[Task material]
• • • • •

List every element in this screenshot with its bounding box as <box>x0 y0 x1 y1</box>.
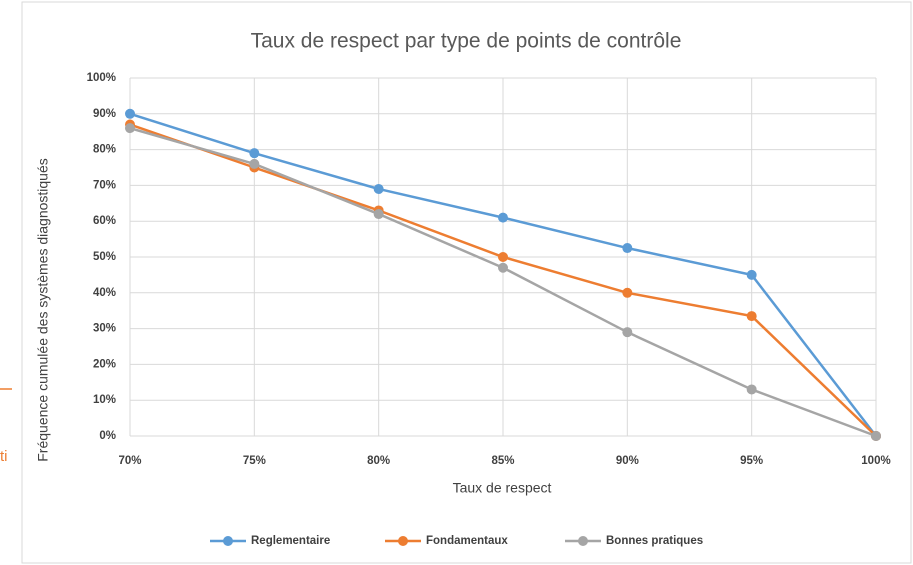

• • • • •

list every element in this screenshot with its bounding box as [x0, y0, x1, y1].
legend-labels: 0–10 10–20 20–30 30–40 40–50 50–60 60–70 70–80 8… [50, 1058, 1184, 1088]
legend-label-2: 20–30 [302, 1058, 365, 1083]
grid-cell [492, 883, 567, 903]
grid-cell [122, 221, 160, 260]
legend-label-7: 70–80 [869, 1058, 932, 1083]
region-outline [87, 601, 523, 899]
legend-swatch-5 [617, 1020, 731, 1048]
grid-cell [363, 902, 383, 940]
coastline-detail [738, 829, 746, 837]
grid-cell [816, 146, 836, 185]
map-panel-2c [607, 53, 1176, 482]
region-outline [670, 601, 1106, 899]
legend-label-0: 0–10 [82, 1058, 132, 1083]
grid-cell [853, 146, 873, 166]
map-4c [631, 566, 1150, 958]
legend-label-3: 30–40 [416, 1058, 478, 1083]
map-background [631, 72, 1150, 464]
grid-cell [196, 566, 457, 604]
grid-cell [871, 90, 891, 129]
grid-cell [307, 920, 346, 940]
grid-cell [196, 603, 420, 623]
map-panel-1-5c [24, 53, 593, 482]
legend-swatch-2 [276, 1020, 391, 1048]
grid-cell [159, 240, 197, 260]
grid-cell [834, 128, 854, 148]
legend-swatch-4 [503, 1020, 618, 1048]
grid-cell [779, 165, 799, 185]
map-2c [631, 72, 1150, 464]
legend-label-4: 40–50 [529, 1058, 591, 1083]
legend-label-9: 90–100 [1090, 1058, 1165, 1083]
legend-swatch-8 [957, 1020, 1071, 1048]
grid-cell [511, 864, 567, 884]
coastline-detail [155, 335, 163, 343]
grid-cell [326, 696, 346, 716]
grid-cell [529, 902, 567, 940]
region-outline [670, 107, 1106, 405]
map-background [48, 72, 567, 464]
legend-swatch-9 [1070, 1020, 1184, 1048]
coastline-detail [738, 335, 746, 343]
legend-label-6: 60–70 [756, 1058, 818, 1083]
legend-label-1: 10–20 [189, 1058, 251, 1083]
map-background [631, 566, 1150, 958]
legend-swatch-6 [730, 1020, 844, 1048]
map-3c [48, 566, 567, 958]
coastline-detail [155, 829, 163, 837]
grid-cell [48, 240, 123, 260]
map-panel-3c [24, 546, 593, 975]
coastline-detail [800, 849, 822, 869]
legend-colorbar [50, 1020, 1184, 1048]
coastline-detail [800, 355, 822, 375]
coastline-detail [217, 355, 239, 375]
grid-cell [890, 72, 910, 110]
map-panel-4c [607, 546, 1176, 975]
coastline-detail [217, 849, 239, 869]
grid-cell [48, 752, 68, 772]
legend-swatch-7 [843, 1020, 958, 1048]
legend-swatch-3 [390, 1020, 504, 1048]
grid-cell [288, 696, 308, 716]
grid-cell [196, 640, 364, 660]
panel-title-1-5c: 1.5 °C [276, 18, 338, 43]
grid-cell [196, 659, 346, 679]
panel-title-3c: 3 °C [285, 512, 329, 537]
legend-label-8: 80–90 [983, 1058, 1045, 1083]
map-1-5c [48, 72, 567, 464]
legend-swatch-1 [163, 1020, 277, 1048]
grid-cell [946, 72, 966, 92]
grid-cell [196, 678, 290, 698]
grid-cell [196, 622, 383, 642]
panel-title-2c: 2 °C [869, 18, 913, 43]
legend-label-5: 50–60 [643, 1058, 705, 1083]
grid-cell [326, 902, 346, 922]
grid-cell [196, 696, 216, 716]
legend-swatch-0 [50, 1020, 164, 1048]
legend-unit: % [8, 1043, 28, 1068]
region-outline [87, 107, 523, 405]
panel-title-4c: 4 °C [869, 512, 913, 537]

• • • • •

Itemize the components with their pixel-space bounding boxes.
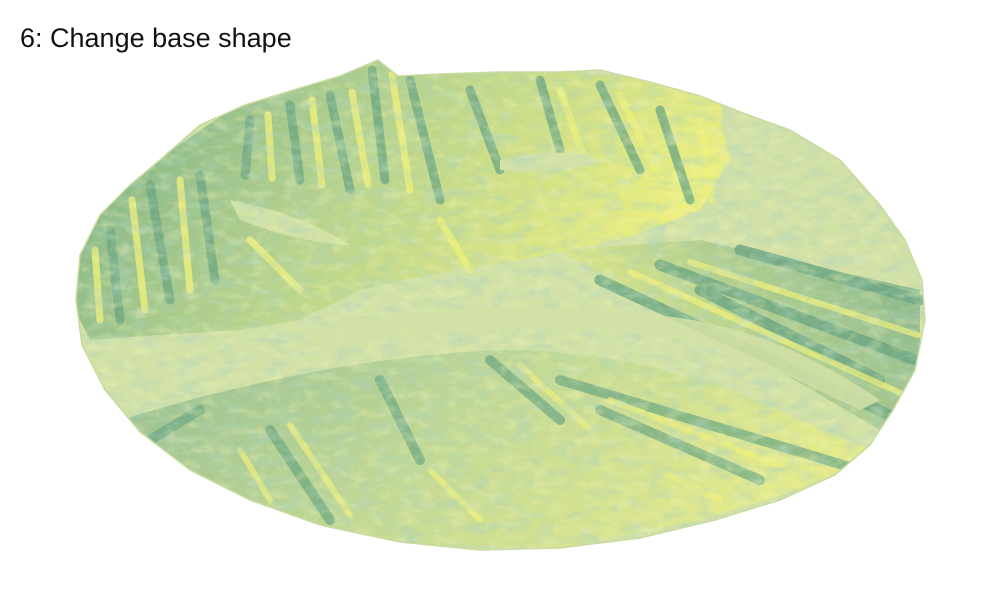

• • • • •

[Task objective] Copy out each line from the items above that includes the string "detail".

[Solution for this exercise]
coastline-detail [738, 829, 746, 837]
coastline-detail [155, 335, 163, 343]
coastline-detail [738, 335, 746, 343]
coastline-detail [155, 829, 163, 837]
coastline-detail [800, 849, 822, 869]
coastline-detail [800, 355, 822, 375]
coastline-detail [217, 355, 239, 375]
coastline-detail [217, 849, 239, 869]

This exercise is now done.